Your instructions - Restate the entries below verbatim.

(Items listed in a dataset)
================================

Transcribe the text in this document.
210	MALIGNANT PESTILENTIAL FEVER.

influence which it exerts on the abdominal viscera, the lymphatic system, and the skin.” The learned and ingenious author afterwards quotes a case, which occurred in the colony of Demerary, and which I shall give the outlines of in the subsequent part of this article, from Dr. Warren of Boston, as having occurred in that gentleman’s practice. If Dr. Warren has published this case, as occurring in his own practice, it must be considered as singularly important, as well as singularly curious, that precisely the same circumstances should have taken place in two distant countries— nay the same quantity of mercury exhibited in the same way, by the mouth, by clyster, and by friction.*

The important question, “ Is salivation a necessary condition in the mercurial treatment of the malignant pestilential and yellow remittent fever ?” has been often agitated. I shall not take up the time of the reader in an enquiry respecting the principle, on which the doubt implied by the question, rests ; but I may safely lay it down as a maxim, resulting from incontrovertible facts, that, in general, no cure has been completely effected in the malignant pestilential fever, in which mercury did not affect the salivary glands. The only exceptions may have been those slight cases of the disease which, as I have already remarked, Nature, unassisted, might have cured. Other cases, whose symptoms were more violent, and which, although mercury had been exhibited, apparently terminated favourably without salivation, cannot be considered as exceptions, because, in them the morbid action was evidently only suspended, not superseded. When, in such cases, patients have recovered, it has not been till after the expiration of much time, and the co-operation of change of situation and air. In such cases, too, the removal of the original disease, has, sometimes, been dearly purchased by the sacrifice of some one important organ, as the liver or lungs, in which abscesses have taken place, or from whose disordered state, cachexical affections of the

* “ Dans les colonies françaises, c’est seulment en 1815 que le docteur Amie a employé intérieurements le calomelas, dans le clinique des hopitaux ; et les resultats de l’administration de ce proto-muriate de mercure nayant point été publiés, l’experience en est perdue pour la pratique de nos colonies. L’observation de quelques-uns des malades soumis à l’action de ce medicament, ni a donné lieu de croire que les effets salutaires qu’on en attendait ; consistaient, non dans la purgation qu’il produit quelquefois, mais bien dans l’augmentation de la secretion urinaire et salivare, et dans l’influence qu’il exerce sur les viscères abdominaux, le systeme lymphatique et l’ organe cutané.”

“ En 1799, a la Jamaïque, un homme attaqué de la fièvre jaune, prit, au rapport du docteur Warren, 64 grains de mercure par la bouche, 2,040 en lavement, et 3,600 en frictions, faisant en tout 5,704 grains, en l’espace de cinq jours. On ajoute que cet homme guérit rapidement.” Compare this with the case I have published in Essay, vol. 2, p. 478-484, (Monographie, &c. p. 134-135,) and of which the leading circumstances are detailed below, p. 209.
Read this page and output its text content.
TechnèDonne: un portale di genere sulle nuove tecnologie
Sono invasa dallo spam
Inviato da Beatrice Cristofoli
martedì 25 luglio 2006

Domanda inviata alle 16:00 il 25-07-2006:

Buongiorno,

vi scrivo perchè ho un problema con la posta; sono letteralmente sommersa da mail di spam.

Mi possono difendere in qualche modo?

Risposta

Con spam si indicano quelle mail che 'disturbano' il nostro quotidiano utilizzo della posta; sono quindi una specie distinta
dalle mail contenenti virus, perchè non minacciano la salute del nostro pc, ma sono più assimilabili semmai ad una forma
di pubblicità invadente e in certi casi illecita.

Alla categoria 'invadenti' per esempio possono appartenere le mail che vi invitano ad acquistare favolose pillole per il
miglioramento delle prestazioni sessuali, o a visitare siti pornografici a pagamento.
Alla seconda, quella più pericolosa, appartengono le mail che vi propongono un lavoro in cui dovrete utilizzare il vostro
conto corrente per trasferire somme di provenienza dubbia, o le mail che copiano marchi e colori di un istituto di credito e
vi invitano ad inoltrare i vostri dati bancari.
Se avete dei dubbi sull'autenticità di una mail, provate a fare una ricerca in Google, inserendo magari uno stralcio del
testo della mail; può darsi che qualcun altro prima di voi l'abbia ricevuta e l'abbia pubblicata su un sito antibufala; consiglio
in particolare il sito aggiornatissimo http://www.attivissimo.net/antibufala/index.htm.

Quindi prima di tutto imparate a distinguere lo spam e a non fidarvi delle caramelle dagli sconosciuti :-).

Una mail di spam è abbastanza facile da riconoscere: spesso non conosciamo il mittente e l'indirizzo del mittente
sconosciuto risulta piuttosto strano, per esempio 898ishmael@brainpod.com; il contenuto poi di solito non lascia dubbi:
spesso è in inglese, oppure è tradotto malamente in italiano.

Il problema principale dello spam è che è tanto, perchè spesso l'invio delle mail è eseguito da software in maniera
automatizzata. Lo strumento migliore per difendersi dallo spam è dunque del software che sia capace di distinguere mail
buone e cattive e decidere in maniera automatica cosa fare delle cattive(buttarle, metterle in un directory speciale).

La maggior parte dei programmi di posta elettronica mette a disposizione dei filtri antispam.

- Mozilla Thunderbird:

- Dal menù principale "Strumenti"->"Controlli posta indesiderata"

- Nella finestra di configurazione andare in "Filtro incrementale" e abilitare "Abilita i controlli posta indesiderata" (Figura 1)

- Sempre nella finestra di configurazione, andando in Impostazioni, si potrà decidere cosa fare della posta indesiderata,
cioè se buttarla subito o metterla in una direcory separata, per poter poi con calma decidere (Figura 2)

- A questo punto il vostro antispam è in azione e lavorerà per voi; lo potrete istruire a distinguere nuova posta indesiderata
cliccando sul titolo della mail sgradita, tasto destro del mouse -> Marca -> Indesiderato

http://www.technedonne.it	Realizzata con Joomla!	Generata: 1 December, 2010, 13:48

================================

The answer -
Transcribe the text in this document.
210	MALIGNANT PESTILENTIAL FEVER.

influence which it exerts on the abdominal viscera, the lymphatic system, and the skin.” The learned and ingenious author afterwards quotes a case, which occurred in the colony of Demerary, and which I shall give the outlines of in the subsequent part of this article, from Dr. Warren of Boston, as having occurred in that gentleman’s practice. If Dr. Warren has published this case, as occurring in his own practice, it must be considered as singularly important, as well as singularly curious, that precisely the same circumstances should have taken place in two distant countries— nay the same quantity of mercury exhibited in the same way, by the mouth, by clyster, and by friction.*

The important question, “ Is salivation a necessary condition in the mercurial treatment of the malignant pestilential and yellow remittent fever ?” has been often agitated. I shall not take up the time of the reader in an enquiry respecting the principle, on which the doubt implied by the question, rests ; but I may safely lay it down as a maxim, resulting from incontrovertible facts, that, in general, no cure has been completely effected in the malignant pestilential fever, in which mercury did not affect the salivary glands. The only exceptions may have been those slight cases of the disease which, as I have already remarked, Nature, unassisted, might have cured. Other cases, whose symptoms were more violent, and which, although mercury had been exhibited, apparently terminated favourably without salivation, cannot be considered as exceptions, because, in them the morbid action was evidently only suspended, not superseded. When, in such cases, patients have recovered, it has not been till after the expiration of much time, and the co-operation of change of situation and air. In such cases, too, the removal of the original disease, has, sometimes, been dearly purchased by the sacrifice of some one important organ, as the liver or lungs, in which abscesses have taken place, or from whose disordered state, cachexical affections of the

* “ Dans les colonies françaises, c’est seulment en 1815 que le docteur Amie a employé intérieurements le calomelas, dans le clinique des hopitaux ; et les resultats de l’administration de ce proto-muriate de mercure nayant point été publiés, l’experience en est perdue pour la pratique de nos colonies. L’observation de quelques-uns des malades soumis à l’action de ce medicament, ni a donné lieu de croire que les effets salutaires qu’on en attendait ; consistaient, non dans la purgation qu’il produit quelquefois, mais bien dans l’augmentation de la secretion urinaire et salivare, et dans l’influence qu’il exerce sur les viscères abdominaux, le systeme lymphatique et l’ organe cutané.”

“ En 1799, a la Jamaïque, un homme attaqué de la fièvre jaune, prit, au rapport du docteur Warren, 64 grains de mercure par la bouche, 2,040 en lavement, et 3,600 en frictions, faisant en tout 5,704 grains, en l’espace de cinq jours. On ajoute que cet homme guérit rapidement.” Compare this with the case I have published in Essay, vol. 2, p. 478-484, (Monographie, &c. p. 134-135,) and of which the leading circumstances are detailed below, p. 209.
Read this page and output its text content.
TechnèDonne: un portale di genere sulle nuove tecnologie
Sono invasa dallo spam
Inviato da Beatrice Cristofoli
martedì 25 luglio 2006

Domanda inviata alle 16:00 il 25-07-2006:

Buongiorno,

vi scrivo perchè ho un problema con la posta; sono letteralmente sommersa da mail di spam.

Mi possono difendere in qualche modo?

Risposta

Con spam si indicano quelle mail che 'disturbano' il nostro quotidiano utilizzo della posta; sono quindi una specie distinta
dalle mail contenenti virus, perchè non minacciano la salute del nostro pc, ma sono più assimilabili semmai ad una forma
di pubblicità invadente e in certi casi illecita.

Alla categoria 'invadenti' per esempio possono appartenere le mail che vi invitano ad acquistare favolose pillole per il
miglioramento delle prestazioni sessuali, o a visitare siti pornografici a pagamento.
Alla seconda, quella più pericolosa, appartengono le mail che vi propongono un lavoro in cui dovrete utilizzare il vostro
conto corrente per trasferire somme di provenienza dubbia, o le mail che copiano marchi e colori di un istituto di credito e
vi invitano ad inoltrare i vostri dati bancari.
Se avete dei dubbi sull'autenticità di una mail, provate a fare una ricerca in Google, inserendo magari uno stralcio del
testo della mail; può darsi che qualcun altro prima di voi l'abbia ricevuta e l'abbia pubblicata su un sito antibufala; consiglio
in particolare il sito aggiornatissimo http://www.attivissimo.net/antibufala/index.htm.

Quindi prima di tutto imparate a distinguere lo spam e a non fidarvi delle caramelle dagli sconosciuti :-).

Una mail di spam è abbastanza facile da riconoscere: spesso non conosciamo il mittente e l'indirizzo del mittente
sconosciuto risulta piuttosto strano, per esempio 898ishmael@brainpod.com; il contenuto poi di solito non lascia dubbi:
spesso è in inglese, oppure è tradotto malamente in italiano.

Il problema principale dello spam è che è tanto, perchè spesso l'invio delle mail è eseguito da software in maniera
automatizzata. Lo strumento migliore per difendersi dallo spam è dunque del software che sia capace di distinguere mail
buone e cattive e decidere in maniera automatica cosa fare delle cattive(buttarle, metterle in un directory speciale).

La maggior parte dei programmi di posta elettronica mette a disposizione dei filtri antispam.

- Mozilla Thunderbird:

- Dal menù principale "Strumenti"->"Controlli posta indesiderata"

- Nella finestra di configurazione andare in "Filtro incrementale" e abilitare "Abilita i controlli posta indesiderata" (Figura 1)

- Sempre nella finestra di configurazione, andando in Impostazioni, si potrà decidere cosa fare della posta indesiderata,
cioè se buttarla subito o metterla in una direcory separata, per poter poi con calma decidere (Figura 2)

- A questo punto il vostro antispam è in azione e lavorerà per voi; lo potrete istruire a distinguere nuova posta indesiderata
cliccando sul titolo della mail sgradita, tasto destro del mouse -> Marca -> Indesiderato

http://www.technedonne.it	Realizzata con Joomla!	Generata: 1 December, 2010, 13:48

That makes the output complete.